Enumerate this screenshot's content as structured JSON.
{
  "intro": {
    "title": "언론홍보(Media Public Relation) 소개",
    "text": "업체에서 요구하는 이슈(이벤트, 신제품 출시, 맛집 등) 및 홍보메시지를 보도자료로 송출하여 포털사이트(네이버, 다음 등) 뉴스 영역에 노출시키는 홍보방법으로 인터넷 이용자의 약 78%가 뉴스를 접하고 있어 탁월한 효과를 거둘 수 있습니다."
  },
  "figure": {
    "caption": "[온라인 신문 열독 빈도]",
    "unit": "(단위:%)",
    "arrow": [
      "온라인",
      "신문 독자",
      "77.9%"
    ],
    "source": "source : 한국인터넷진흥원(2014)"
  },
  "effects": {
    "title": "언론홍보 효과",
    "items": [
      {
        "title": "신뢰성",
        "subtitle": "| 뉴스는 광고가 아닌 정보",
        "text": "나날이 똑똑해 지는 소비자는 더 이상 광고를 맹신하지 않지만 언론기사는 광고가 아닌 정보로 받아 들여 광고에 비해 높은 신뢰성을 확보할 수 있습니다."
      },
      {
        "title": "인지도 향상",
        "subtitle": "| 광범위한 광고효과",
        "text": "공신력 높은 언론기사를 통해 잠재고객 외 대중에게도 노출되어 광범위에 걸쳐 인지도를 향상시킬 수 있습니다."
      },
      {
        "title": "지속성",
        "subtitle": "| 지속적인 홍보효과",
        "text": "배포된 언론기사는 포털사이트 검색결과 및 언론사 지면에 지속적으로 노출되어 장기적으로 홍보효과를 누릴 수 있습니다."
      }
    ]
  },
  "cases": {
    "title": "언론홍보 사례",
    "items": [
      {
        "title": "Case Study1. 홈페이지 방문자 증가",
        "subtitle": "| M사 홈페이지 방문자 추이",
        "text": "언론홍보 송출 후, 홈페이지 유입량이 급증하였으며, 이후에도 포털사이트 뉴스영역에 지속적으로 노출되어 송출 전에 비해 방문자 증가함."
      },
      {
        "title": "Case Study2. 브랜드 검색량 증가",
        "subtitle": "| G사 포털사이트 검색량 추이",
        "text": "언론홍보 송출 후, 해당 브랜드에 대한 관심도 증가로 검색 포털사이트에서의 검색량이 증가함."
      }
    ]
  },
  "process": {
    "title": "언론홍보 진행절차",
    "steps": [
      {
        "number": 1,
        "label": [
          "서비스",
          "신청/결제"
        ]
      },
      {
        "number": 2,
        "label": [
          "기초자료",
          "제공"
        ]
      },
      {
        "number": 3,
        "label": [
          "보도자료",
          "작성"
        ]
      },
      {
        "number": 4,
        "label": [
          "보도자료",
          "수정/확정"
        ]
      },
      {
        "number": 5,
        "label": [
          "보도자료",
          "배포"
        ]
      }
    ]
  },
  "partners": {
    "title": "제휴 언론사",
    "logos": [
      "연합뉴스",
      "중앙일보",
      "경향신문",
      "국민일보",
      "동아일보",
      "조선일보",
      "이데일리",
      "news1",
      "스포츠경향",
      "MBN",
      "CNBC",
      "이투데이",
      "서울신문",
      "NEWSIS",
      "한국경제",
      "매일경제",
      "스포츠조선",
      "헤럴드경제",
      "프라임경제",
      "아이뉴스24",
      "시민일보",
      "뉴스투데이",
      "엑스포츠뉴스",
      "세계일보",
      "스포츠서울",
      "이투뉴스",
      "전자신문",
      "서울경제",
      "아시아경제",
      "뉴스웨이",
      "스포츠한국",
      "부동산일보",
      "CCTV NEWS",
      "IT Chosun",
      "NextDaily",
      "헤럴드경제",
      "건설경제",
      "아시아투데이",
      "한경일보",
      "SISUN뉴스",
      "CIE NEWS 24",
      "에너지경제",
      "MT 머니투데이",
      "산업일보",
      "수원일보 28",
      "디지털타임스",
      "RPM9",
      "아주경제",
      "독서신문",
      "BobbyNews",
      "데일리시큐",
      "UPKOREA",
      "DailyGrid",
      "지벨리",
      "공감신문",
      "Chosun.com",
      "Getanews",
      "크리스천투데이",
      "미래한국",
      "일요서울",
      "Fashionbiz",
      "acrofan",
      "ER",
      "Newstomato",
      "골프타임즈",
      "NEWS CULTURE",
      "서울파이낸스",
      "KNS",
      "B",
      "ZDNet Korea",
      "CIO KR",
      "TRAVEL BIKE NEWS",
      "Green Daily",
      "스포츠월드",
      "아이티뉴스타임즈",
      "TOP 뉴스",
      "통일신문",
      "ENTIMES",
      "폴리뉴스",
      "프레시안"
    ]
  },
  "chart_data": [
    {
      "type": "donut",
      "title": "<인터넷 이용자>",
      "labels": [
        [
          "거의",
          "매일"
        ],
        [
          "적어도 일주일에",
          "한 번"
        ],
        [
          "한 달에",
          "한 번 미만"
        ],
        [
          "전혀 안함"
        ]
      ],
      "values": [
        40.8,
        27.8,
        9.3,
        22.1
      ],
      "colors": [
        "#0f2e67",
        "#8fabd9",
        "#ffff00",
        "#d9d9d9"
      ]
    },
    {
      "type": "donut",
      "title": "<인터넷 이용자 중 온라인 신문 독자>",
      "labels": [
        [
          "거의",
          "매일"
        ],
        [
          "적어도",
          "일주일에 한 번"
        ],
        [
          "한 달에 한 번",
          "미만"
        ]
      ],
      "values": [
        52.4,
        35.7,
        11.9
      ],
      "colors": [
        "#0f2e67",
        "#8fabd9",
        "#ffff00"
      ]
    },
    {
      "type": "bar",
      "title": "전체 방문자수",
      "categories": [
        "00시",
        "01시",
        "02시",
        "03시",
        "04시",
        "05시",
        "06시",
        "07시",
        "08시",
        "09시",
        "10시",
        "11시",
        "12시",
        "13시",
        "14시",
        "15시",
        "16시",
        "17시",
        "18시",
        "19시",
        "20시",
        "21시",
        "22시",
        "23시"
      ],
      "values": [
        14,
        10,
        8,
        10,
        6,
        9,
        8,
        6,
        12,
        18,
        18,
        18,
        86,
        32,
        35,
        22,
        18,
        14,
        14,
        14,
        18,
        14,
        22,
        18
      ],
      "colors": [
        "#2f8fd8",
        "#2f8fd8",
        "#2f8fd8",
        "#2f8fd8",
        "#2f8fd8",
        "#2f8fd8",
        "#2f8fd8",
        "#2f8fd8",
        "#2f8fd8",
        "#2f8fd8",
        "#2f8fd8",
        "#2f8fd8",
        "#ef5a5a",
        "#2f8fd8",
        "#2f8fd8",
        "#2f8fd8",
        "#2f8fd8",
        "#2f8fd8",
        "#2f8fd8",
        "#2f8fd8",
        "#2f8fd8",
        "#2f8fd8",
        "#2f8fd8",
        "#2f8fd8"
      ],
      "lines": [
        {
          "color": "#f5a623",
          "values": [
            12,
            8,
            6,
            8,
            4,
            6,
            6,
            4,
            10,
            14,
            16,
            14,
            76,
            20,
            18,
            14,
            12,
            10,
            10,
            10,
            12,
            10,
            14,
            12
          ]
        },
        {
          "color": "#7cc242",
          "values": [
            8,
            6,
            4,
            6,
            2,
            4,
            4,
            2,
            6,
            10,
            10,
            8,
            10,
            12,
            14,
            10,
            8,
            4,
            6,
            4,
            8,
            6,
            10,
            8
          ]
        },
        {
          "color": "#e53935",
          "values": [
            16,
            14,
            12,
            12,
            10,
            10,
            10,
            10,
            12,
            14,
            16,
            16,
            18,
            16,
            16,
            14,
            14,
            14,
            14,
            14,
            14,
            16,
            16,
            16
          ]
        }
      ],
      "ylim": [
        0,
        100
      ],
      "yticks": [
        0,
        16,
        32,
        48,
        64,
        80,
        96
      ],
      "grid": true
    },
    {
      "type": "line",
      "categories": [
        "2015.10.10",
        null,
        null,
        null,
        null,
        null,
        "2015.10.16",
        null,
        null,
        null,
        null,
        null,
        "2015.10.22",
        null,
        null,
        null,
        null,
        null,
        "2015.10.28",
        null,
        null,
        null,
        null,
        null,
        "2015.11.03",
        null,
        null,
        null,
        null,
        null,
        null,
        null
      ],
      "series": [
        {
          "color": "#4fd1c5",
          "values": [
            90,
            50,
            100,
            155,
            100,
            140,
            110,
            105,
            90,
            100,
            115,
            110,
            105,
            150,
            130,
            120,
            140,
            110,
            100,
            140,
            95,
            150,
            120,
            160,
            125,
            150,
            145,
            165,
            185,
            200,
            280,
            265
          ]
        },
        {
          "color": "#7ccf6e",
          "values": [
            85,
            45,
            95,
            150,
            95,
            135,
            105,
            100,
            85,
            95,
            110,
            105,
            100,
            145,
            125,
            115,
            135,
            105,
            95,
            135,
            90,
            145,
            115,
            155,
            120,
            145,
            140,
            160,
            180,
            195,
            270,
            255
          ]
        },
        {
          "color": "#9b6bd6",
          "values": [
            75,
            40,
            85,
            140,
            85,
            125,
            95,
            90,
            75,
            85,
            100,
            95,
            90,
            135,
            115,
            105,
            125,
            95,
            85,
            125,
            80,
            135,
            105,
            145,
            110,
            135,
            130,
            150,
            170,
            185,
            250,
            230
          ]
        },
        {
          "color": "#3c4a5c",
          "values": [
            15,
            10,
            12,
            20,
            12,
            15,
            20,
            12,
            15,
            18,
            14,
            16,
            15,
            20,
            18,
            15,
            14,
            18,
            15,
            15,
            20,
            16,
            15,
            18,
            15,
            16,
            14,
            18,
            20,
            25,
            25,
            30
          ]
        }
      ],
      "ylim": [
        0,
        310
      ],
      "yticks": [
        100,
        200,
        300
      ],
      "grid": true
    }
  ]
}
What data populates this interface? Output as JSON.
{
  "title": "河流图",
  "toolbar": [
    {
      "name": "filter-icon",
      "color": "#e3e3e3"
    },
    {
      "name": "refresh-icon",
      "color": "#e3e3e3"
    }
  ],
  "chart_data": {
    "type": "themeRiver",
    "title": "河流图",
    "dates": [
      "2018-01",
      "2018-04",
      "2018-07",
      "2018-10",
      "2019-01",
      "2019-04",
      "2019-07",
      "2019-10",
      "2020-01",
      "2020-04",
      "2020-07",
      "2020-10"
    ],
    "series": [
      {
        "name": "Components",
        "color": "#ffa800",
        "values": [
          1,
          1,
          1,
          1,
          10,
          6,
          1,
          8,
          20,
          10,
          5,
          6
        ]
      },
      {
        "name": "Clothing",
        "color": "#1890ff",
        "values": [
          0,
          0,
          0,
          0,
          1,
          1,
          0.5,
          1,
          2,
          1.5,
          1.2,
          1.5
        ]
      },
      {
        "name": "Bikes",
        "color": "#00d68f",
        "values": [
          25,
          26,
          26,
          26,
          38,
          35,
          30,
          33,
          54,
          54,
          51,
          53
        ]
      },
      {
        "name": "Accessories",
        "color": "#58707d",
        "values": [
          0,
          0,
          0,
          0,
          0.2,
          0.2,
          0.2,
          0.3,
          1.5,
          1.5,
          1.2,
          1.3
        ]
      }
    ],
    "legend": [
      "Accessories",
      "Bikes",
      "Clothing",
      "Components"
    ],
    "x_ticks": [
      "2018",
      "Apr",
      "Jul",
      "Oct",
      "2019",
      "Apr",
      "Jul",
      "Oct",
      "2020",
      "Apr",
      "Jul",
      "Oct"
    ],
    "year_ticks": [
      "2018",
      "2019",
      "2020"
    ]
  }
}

Exercise description: Using the listing above, list every line in which the string "있습니다" occurs.

Output for this task:
    "text": "업체에서 요구하는 이슈(이벤트, 신제품 출시, 맛집 등) 및 홍보메시지를 보도자료로 송출하여 포털사이트(네이버, 다음 등) 뉴스 영역에 노출시키는 홍보방법으로 인터넷 이용자의 약 78%가 뉴스를 접하고 있어 탁월한 효과를 거둘 수 있습니다."
        "text": "나날이 똑똑해 지는 소비자는 더 이상 광고를 맹신하지 않지만 언론기사는 광고가 아닌 정보로 받아 들여 광고에 비해 높은 신뢰성을 확보할 수 있습니다."
        "text": "공신력 높은 언론기사를 통해 잠재고객 외 대중에게도 노출되어 광범위에 걸쳐 인지도를 향상시킬 수 있습니다."
        "text": "배포된 언론기사는 포털사이트 검색결과 및 언론사 지면에 지속적으로 노출되어 장기적으로 홍보효과를 누릴 수 있습니다."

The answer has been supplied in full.